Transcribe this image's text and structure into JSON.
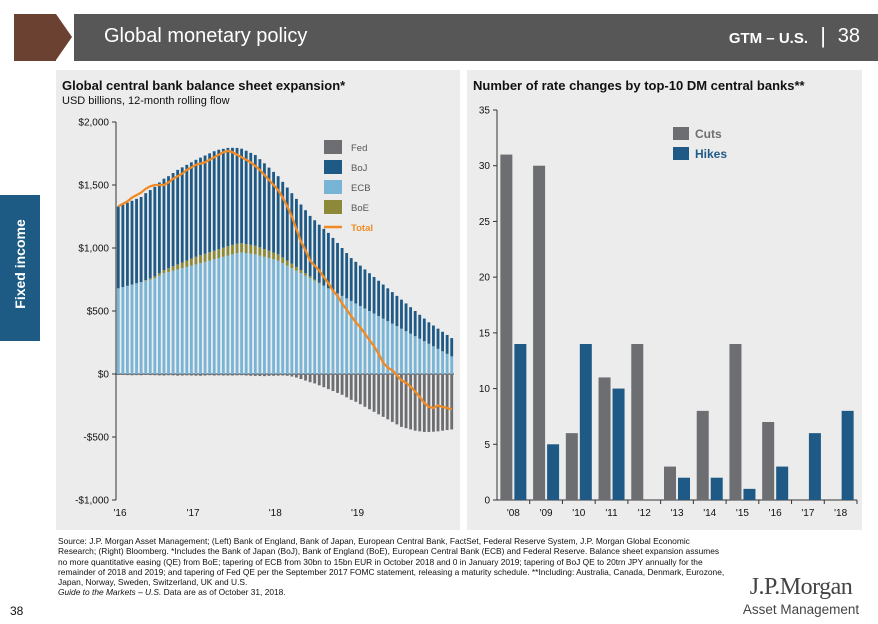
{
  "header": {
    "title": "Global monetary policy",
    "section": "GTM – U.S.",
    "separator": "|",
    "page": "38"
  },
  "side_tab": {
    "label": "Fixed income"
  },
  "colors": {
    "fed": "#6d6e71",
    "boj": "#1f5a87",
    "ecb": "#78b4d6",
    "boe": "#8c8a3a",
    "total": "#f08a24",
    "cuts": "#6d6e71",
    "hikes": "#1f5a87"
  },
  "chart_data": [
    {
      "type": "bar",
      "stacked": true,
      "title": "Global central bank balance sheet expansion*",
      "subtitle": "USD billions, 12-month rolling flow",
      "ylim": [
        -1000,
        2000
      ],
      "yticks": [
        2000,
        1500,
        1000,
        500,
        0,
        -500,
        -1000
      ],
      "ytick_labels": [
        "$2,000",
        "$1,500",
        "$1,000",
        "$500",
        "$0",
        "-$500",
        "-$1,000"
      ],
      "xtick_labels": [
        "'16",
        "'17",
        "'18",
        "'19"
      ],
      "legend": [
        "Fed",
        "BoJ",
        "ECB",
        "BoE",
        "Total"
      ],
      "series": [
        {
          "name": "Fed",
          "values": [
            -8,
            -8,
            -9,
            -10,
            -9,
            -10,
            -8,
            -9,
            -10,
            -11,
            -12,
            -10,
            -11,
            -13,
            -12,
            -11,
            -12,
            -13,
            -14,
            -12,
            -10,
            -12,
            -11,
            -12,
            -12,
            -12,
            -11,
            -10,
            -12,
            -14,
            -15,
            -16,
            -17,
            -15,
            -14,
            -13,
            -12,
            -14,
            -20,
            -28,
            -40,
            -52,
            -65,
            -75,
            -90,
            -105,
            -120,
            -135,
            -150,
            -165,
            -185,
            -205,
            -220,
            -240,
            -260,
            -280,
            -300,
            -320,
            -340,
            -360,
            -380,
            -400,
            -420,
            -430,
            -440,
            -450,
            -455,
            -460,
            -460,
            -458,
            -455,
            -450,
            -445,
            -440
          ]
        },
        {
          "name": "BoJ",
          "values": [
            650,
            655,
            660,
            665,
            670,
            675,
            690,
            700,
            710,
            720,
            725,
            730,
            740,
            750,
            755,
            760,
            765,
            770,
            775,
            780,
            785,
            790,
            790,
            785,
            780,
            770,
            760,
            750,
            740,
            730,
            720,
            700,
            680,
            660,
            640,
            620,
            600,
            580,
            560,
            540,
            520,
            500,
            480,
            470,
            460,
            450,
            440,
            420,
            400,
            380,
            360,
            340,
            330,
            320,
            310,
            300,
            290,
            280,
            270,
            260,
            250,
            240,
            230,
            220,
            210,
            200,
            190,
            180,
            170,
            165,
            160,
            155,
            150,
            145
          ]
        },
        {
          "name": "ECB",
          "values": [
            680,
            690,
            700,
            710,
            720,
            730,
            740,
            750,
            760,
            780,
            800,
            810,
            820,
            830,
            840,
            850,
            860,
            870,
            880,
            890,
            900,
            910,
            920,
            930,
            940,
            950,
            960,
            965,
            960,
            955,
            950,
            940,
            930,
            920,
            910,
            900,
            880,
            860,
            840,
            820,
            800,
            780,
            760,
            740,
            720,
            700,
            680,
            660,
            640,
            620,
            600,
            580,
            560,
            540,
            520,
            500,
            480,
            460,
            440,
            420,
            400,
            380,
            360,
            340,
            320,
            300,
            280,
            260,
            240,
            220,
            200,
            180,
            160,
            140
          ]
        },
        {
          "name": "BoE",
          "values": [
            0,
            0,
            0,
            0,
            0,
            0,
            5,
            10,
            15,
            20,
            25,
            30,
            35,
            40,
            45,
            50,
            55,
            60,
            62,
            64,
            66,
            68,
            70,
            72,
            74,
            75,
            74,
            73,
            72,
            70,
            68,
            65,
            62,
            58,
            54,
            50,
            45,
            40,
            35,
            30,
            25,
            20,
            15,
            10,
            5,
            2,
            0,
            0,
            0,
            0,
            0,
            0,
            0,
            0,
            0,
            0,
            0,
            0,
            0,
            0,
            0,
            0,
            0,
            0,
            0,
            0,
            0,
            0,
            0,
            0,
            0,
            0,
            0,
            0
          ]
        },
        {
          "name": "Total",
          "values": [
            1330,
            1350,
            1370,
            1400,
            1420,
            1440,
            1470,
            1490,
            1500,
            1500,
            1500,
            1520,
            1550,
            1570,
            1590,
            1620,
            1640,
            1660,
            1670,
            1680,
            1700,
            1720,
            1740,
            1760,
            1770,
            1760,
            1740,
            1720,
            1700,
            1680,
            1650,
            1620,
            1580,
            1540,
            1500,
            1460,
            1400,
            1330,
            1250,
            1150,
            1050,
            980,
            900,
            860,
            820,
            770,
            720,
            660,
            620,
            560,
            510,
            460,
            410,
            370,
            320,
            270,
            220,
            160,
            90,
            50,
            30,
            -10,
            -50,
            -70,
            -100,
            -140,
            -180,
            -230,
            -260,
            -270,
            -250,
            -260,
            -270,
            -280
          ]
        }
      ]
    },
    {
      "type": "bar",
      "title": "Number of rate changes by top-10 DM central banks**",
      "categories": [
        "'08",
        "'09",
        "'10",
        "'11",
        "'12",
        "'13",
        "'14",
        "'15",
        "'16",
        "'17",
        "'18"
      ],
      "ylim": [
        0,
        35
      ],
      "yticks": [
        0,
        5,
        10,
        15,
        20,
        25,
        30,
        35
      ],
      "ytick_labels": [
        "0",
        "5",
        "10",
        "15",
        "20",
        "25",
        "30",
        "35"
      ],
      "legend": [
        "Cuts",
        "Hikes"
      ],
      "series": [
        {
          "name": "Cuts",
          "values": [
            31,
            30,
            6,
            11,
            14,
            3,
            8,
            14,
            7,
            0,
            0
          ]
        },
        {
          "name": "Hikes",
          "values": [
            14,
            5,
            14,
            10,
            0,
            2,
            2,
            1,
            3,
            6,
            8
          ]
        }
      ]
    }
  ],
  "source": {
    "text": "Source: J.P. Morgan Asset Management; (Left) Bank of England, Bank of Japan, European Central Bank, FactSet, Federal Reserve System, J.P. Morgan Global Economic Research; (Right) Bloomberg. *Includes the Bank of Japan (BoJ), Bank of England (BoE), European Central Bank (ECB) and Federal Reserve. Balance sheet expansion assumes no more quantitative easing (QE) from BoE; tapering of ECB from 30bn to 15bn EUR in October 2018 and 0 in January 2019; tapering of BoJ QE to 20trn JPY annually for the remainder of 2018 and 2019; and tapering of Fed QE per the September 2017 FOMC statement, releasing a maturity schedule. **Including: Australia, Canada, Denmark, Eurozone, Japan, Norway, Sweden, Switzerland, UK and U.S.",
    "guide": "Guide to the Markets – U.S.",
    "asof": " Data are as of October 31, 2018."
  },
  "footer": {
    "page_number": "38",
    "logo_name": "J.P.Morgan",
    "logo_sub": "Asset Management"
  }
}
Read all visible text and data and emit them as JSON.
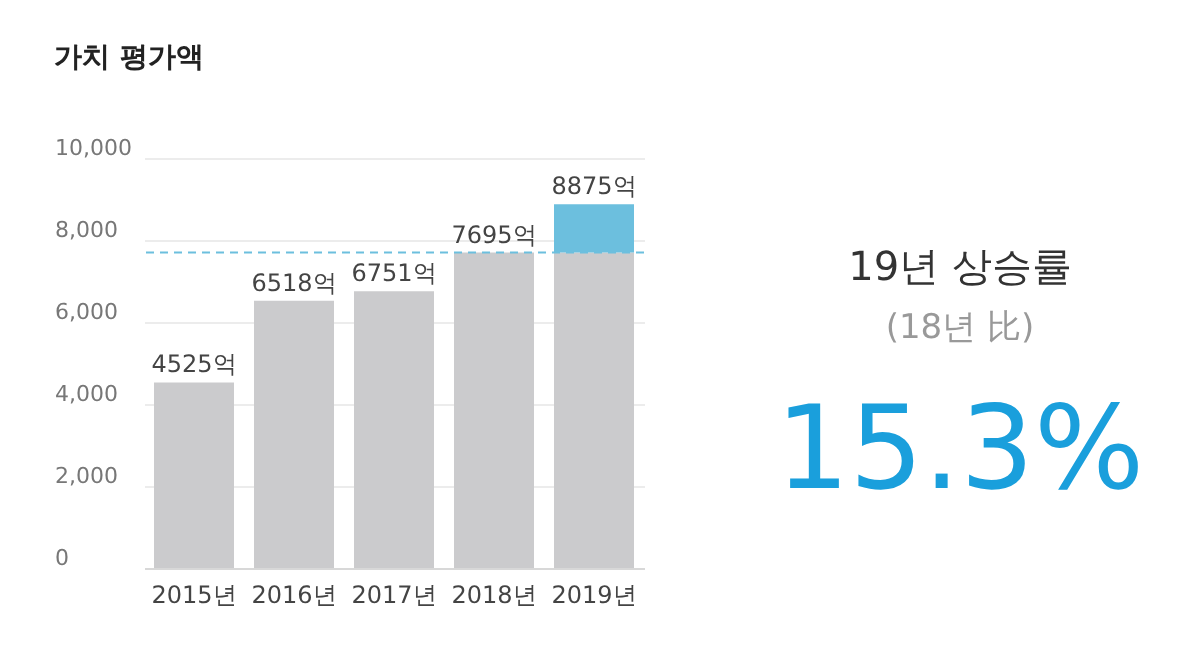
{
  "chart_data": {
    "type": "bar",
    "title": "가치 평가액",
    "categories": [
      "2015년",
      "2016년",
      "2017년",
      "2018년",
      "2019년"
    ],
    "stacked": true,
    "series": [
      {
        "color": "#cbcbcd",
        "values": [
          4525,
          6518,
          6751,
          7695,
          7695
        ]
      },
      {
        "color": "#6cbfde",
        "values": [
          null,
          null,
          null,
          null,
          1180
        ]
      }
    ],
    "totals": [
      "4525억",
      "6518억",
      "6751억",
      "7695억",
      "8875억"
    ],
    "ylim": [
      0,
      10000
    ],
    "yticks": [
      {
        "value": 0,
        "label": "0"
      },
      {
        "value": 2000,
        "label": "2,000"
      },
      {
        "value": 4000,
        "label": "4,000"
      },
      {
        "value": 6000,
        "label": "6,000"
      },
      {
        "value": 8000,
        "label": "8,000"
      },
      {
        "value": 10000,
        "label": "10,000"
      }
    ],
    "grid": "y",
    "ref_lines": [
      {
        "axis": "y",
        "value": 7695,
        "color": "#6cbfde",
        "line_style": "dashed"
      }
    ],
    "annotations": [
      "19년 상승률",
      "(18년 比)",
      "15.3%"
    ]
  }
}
•••••
◆ THE REQUEST ◆
Only what runs from the line containing "Read all visible" through the end of the entries above should be extracted, exactly and without pictures.

◆ WRITTEN SOLUTION ◆
Read all visible text and data and emit them as JSON.
{
  "chart_data": {
    "type": "bar",
    "title": "가치 평가액",
    "categories": [
      "2015년",
      "2016년",
      "2017년",
      "2018년",
      "2019년"
    ],
    "stacked": true,
    "series": [
      {
        "color": "#cbcbcd",
        "values": [
          4525,
          6518,
          6751,
          7695,
          7695
        ]
      },
      {
        "color": "#6cbfde",
        "values": [
          null,
          null,
          null,
          null,
          1180
        ]
      }
    ],
    "totals": [
      "4525억",
      "6518억",
      "6751억",
      "7695억",
      "8875억"
    ],
    "ylim": [
      0,
      10000
    ],
    "yticks": [
      {
        "value": 0,
        "label": "0"
      },
      {
        "value": 2000,
        "label": "2,000"
      },
      {
        "value": 4000,
        "label": "4,000"
      },
      {
        "value": 6000,
        "label": "6,000"
      },
      {
        "value": 8000,
        "label": "8,000"
      },
      {
        "value": 10000,
        "label": "10,000"
      }
    ],
    "grid": "y",
    "ref_lines": [
      {
        "axis": "y",
        "value": 7695,
        "color": "#6cbfde",
        "line_style": "dashed"
      }
    ],
    "annotations": [
      "19년 상승률",
      "(18년 比)",
      "15.3%"
    ]
  }
}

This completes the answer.